_To do_
Each line in the entries below that holds the string "Снять" is to be listed.

++++

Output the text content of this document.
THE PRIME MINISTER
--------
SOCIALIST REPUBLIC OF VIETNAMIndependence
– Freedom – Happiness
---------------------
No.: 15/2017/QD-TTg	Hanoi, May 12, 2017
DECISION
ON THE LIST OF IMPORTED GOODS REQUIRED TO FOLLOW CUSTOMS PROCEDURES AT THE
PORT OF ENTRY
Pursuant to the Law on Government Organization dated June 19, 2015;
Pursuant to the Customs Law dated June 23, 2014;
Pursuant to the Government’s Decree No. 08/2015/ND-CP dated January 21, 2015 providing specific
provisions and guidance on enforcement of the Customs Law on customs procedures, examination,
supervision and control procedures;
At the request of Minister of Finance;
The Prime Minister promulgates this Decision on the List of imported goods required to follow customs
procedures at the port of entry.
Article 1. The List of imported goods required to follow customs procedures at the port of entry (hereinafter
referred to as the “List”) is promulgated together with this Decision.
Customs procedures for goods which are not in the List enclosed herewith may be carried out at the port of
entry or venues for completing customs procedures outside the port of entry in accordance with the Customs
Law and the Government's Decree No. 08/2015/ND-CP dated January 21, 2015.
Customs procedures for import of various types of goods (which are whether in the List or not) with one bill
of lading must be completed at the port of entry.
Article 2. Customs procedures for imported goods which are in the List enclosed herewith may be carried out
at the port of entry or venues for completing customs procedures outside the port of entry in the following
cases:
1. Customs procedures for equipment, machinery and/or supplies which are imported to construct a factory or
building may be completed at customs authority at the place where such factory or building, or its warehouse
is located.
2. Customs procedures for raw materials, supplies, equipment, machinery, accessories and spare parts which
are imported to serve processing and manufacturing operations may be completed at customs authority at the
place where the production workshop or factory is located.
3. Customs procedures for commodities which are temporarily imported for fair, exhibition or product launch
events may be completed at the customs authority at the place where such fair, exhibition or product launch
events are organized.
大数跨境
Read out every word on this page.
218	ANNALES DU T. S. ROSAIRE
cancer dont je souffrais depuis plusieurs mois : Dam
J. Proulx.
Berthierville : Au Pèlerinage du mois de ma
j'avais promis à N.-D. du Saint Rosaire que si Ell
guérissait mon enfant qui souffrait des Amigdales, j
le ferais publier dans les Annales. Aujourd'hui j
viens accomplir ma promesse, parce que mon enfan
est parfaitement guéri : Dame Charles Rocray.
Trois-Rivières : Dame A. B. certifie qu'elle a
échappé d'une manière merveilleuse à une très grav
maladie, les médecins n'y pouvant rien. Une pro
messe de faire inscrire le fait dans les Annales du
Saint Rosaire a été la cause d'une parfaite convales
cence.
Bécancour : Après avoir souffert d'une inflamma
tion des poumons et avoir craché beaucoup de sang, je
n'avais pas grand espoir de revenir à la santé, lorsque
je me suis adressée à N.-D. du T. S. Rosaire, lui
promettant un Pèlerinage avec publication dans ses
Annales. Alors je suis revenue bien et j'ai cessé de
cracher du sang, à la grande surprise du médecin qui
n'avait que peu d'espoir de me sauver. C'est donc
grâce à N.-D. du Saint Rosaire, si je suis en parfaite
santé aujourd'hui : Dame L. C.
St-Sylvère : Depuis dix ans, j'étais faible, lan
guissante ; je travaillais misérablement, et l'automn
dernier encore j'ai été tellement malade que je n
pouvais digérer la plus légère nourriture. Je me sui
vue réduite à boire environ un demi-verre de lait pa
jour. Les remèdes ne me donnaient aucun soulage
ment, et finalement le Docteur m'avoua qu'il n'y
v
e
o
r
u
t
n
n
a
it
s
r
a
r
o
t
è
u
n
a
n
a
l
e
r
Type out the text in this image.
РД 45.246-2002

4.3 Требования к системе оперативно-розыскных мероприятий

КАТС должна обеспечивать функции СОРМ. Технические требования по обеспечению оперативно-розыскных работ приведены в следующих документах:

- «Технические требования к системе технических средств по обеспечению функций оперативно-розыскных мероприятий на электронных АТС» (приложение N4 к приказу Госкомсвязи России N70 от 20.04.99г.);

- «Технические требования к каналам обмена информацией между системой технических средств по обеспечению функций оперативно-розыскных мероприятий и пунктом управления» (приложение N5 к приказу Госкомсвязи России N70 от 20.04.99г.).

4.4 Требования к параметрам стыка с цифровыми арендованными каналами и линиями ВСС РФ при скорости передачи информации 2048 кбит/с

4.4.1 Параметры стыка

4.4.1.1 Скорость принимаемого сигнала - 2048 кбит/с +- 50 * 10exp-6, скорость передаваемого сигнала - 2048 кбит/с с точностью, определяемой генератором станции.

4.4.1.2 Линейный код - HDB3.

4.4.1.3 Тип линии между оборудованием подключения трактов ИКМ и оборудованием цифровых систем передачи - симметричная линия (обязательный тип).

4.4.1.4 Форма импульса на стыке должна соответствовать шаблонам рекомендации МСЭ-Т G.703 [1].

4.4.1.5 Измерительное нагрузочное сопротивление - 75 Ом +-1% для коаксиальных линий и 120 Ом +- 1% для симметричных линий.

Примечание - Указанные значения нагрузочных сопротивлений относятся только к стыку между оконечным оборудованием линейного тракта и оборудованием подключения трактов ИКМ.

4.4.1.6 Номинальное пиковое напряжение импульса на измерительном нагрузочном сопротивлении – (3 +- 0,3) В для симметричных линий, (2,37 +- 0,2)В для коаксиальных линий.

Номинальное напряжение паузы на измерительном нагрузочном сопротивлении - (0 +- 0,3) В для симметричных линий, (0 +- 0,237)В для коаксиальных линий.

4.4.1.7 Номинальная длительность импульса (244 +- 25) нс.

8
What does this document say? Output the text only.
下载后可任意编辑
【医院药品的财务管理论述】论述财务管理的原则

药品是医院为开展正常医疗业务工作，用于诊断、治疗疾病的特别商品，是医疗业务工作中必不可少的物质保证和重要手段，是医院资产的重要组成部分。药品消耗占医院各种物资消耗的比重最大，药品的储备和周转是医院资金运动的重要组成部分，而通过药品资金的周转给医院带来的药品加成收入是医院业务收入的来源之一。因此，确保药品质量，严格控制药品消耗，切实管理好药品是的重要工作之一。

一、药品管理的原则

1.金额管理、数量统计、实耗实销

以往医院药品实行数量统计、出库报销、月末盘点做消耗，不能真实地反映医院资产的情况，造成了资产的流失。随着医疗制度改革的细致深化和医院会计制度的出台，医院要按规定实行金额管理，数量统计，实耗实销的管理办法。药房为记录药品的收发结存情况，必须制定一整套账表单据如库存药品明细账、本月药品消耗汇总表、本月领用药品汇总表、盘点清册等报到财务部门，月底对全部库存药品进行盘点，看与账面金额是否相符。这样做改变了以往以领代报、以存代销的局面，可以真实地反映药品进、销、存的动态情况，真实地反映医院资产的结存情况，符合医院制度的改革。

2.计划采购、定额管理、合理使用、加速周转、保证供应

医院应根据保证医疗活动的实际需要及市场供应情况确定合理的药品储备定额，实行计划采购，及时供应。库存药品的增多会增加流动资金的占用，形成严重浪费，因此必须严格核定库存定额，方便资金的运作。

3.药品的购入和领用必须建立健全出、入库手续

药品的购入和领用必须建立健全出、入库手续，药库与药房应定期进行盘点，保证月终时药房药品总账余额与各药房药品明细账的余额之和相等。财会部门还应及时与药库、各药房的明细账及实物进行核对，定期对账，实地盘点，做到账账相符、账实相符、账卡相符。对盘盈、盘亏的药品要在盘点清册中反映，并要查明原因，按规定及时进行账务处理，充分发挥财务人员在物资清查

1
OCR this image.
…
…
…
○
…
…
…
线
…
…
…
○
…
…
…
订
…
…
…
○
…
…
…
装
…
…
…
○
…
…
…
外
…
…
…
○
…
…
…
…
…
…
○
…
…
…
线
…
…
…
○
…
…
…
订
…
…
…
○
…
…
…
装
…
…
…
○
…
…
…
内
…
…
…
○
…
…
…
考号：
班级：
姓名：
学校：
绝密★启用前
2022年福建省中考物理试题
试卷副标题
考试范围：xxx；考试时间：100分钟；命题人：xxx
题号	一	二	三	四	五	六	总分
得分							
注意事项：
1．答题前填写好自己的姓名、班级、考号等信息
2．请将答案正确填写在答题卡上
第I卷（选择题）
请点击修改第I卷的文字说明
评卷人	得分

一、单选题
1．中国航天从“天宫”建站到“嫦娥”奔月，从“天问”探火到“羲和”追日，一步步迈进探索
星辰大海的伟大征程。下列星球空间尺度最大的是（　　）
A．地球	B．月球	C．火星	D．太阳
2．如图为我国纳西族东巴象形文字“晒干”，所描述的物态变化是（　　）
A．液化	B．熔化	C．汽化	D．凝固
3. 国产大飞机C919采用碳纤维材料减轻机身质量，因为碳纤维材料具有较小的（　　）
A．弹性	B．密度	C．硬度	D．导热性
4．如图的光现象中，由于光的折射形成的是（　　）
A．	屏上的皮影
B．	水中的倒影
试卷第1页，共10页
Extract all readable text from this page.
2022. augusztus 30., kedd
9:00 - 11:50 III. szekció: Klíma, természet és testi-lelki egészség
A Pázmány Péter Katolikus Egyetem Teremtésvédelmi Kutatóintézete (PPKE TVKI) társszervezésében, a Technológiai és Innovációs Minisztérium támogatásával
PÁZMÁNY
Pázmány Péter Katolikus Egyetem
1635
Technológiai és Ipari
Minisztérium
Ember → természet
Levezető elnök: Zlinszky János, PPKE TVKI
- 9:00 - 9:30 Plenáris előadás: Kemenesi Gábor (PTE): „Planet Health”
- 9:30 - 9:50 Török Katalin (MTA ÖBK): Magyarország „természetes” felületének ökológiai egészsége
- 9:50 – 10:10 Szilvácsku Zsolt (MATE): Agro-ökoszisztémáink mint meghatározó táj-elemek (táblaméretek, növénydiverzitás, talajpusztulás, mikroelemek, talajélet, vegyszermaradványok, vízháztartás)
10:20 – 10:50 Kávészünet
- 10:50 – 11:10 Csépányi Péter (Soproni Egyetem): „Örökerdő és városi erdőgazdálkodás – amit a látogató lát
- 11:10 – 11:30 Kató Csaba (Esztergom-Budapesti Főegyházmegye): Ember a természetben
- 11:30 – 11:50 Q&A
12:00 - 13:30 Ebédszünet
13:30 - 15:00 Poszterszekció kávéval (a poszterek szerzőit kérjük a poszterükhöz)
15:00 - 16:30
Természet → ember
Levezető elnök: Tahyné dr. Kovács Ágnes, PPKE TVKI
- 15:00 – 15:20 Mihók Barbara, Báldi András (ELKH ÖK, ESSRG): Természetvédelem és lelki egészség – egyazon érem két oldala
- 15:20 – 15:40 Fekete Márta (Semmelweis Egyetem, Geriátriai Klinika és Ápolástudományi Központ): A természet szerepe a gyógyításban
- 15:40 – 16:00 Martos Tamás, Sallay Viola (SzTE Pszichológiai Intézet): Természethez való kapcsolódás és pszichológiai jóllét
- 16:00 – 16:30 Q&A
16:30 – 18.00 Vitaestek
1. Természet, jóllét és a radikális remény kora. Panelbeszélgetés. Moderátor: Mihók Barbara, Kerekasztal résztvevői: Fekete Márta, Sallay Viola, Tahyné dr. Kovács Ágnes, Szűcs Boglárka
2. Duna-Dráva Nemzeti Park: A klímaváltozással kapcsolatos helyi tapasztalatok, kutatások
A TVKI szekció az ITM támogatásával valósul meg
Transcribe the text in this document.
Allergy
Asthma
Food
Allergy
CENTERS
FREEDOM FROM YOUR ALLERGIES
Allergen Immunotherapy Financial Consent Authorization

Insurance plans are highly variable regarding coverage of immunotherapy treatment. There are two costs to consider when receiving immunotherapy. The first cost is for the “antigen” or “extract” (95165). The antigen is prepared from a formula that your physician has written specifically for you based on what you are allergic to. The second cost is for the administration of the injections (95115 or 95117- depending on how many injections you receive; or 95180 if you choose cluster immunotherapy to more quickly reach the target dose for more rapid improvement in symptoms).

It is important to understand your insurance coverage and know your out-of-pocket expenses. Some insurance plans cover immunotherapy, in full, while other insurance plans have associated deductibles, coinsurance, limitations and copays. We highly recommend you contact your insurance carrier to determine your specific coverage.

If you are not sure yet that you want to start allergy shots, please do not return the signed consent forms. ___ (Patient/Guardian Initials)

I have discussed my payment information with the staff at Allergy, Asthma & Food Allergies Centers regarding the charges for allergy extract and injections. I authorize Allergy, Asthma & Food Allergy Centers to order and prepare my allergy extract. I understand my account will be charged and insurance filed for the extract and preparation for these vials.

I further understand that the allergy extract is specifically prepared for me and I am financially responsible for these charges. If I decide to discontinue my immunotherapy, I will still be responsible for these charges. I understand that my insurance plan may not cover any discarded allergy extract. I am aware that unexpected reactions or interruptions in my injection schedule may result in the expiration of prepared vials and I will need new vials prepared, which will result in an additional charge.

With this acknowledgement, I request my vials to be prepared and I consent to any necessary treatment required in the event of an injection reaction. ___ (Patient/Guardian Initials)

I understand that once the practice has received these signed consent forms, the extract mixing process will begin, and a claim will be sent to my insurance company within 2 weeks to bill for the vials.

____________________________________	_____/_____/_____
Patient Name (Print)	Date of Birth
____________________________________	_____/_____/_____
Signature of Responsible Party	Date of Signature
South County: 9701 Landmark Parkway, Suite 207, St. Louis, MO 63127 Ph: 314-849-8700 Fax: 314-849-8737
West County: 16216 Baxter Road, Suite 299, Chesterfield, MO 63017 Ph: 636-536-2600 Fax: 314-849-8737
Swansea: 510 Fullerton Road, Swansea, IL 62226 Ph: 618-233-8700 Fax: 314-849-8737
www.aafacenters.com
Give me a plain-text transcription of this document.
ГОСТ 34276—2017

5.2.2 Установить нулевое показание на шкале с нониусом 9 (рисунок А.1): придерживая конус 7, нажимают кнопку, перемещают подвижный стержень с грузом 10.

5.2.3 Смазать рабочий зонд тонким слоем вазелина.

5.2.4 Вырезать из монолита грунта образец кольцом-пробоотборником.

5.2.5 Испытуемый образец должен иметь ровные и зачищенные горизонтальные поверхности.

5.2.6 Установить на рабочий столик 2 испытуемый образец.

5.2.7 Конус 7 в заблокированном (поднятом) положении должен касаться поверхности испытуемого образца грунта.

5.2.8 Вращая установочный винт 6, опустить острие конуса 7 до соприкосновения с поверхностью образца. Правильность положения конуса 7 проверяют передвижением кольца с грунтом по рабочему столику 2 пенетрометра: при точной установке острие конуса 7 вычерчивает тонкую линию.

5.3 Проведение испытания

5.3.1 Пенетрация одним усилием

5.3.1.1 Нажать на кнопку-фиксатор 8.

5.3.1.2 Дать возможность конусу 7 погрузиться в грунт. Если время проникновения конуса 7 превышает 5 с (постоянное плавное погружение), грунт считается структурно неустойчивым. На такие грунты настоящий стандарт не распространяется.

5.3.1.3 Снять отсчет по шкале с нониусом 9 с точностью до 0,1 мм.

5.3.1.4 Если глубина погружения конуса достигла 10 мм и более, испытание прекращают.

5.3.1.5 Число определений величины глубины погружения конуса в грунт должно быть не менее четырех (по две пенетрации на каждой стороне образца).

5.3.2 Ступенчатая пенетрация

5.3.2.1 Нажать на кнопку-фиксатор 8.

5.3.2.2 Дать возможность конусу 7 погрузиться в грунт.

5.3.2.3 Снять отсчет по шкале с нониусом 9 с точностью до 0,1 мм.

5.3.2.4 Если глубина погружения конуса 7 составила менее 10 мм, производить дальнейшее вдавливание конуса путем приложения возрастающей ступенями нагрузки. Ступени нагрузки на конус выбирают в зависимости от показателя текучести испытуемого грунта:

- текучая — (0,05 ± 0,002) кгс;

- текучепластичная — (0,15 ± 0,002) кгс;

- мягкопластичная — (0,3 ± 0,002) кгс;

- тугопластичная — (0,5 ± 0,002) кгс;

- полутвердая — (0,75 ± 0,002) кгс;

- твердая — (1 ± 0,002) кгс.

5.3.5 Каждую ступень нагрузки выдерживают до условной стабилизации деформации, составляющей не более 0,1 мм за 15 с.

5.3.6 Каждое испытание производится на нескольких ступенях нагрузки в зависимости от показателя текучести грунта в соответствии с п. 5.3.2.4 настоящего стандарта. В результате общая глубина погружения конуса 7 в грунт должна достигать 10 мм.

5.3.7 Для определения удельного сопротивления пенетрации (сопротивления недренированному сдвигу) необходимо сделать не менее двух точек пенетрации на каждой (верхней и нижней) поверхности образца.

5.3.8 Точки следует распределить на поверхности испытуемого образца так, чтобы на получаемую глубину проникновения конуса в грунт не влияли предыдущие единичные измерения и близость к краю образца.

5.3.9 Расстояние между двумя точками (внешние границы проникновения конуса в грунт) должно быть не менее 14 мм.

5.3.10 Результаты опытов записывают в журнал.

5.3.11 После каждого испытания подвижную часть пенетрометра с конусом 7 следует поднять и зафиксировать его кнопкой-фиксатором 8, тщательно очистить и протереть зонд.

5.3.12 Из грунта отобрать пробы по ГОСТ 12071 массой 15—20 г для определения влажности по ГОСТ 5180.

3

++++

_The reply_
5.3.1.3 Снять отсчет по шкале с нониусом 9 с точностью до 0,1 мм.
5.3.2.3 Снять отсчет по шкале с нониусом 9 с точностью до 0,1 мм.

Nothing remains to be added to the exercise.